Exercise task —
Spot each line that carries the word "home"; copy those lines.

[Dataset items]
— Start —

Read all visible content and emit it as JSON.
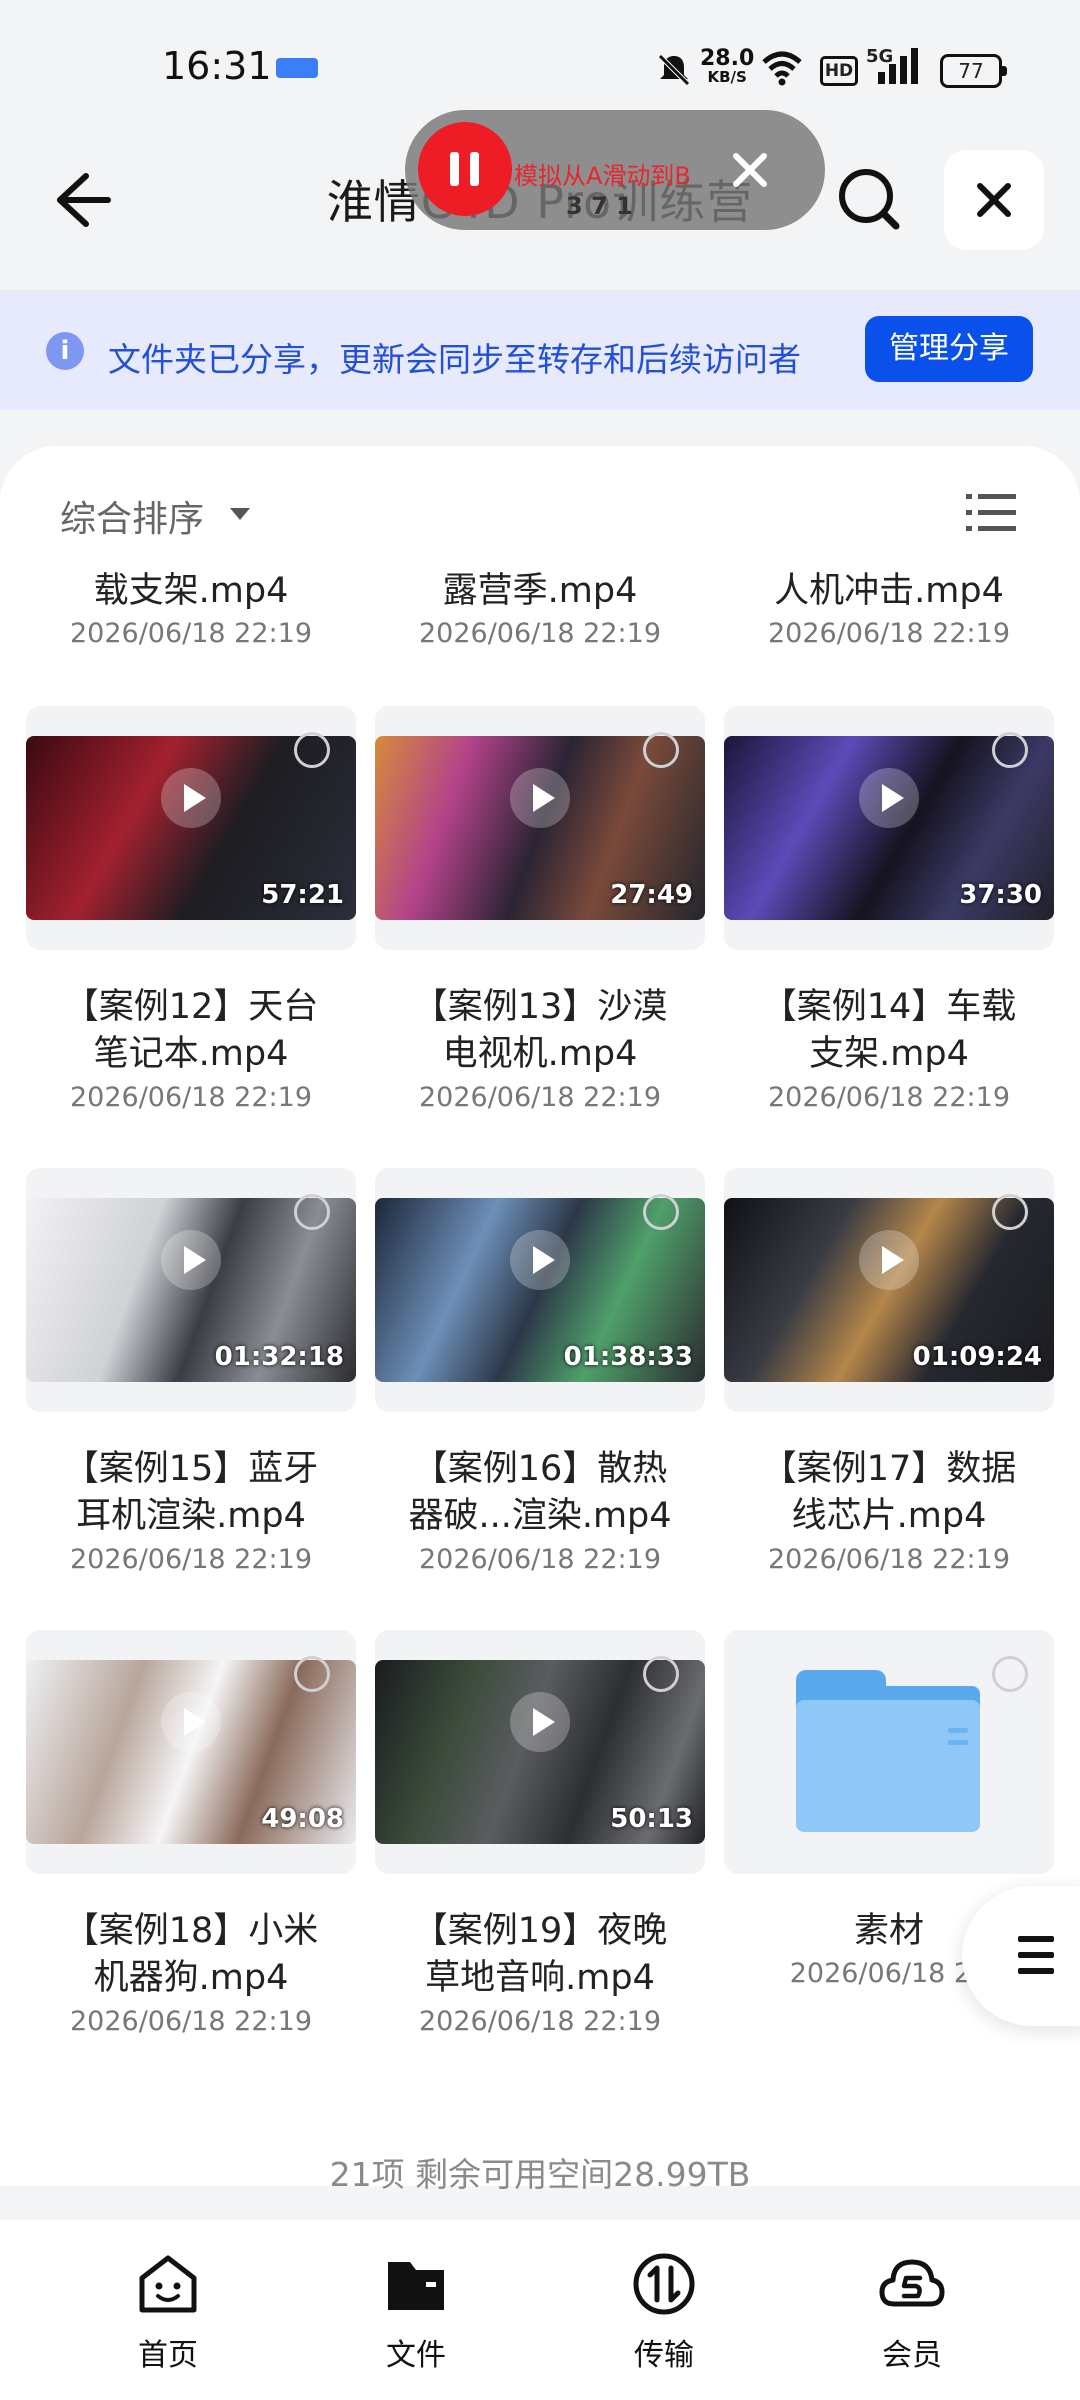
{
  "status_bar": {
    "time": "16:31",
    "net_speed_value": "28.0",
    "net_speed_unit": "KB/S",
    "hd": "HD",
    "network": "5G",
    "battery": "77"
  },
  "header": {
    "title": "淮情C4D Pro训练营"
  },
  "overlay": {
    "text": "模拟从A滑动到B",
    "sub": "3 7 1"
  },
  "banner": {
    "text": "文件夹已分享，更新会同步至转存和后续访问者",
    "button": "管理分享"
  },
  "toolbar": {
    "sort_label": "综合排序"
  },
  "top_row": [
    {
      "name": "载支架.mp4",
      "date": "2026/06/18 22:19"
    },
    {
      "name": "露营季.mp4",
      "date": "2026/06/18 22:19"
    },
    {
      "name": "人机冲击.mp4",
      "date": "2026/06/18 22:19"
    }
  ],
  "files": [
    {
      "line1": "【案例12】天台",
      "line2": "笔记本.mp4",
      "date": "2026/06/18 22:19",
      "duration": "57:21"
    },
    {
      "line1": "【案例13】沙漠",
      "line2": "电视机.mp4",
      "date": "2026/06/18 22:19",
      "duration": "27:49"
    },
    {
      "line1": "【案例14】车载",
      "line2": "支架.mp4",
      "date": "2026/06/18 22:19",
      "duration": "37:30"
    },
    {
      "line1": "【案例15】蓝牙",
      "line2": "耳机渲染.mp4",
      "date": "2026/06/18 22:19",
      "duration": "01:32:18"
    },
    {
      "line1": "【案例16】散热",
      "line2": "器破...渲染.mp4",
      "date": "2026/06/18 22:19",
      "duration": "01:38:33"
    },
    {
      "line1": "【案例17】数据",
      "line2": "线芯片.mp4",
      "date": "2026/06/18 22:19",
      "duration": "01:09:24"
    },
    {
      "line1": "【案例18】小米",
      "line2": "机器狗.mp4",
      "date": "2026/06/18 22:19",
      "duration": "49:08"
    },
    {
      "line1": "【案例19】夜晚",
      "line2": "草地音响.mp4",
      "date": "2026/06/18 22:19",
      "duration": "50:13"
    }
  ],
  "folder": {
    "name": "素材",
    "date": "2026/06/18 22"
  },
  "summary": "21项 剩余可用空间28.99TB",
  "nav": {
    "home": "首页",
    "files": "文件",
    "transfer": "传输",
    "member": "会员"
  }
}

— End —
— Start —

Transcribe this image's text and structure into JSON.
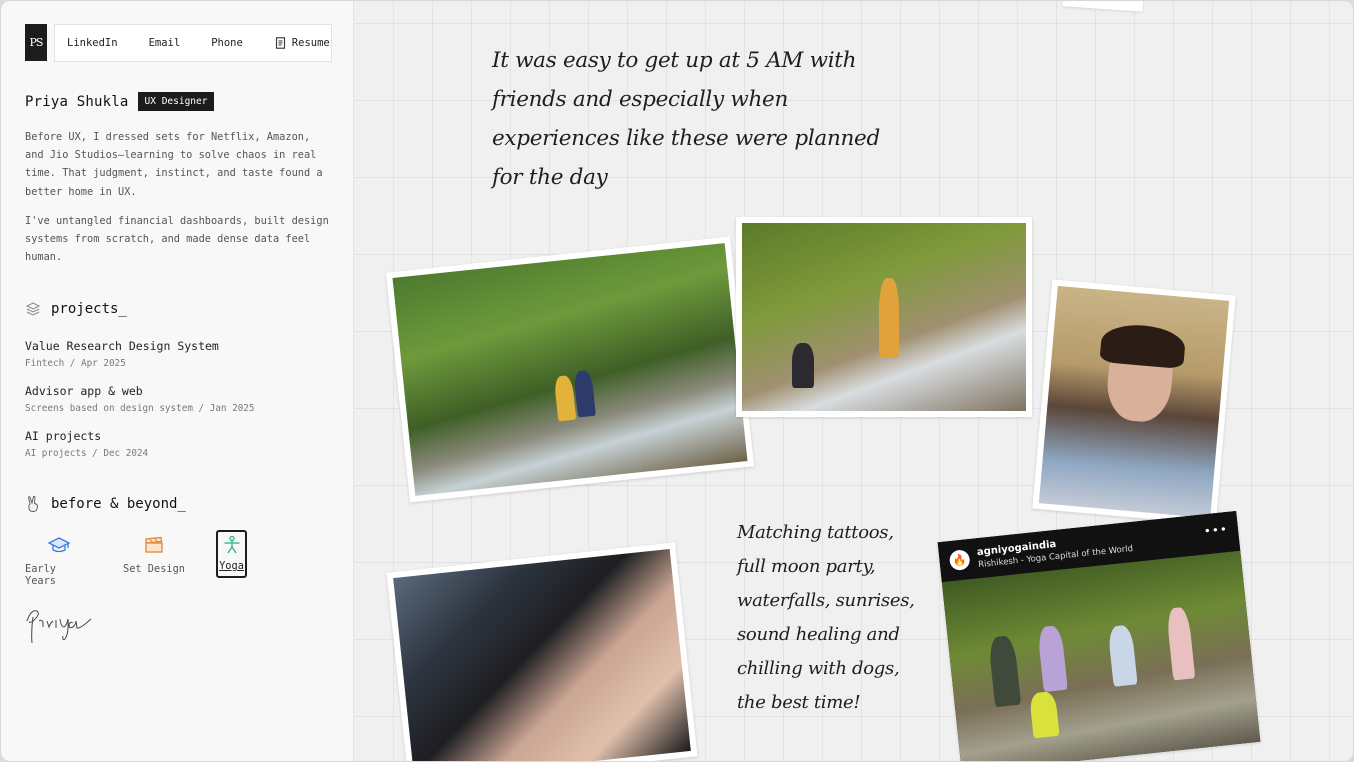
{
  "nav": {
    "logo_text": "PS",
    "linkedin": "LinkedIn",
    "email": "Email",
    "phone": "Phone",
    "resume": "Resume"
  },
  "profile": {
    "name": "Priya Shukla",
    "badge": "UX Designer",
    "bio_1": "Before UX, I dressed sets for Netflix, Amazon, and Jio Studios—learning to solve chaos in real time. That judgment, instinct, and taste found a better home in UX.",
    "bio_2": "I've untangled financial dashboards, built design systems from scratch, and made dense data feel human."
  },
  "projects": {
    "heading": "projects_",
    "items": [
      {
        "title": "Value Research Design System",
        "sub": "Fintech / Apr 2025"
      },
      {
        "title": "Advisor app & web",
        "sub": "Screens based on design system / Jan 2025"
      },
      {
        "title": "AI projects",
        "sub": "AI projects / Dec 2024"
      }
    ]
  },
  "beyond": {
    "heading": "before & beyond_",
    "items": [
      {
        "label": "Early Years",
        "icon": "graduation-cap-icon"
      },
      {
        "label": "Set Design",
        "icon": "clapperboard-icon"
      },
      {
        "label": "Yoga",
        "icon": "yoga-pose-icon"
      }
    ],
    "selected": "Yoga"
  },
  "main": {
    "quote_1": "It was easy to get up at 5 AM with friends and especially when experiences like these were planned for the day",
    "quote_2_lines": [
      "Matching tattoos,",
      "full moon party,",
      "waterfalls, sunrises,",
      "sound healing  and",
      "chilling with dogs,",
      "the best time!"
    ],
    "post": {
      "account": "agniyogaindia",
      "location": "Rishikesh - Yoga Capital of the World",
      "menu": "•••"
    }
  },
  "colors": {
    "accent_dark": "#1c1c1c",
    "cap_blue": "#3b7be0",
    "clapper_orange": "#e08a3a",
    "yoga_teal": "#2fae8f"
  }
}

— End —

Output for this exercise —
    "home": "首页",
    "bio_1": "Before UX, I dressed sets for Netflix, Amazon, and Jio Studios—learning to solve chaos in real time. That judgment, instinct, and taste found a better home in UX.",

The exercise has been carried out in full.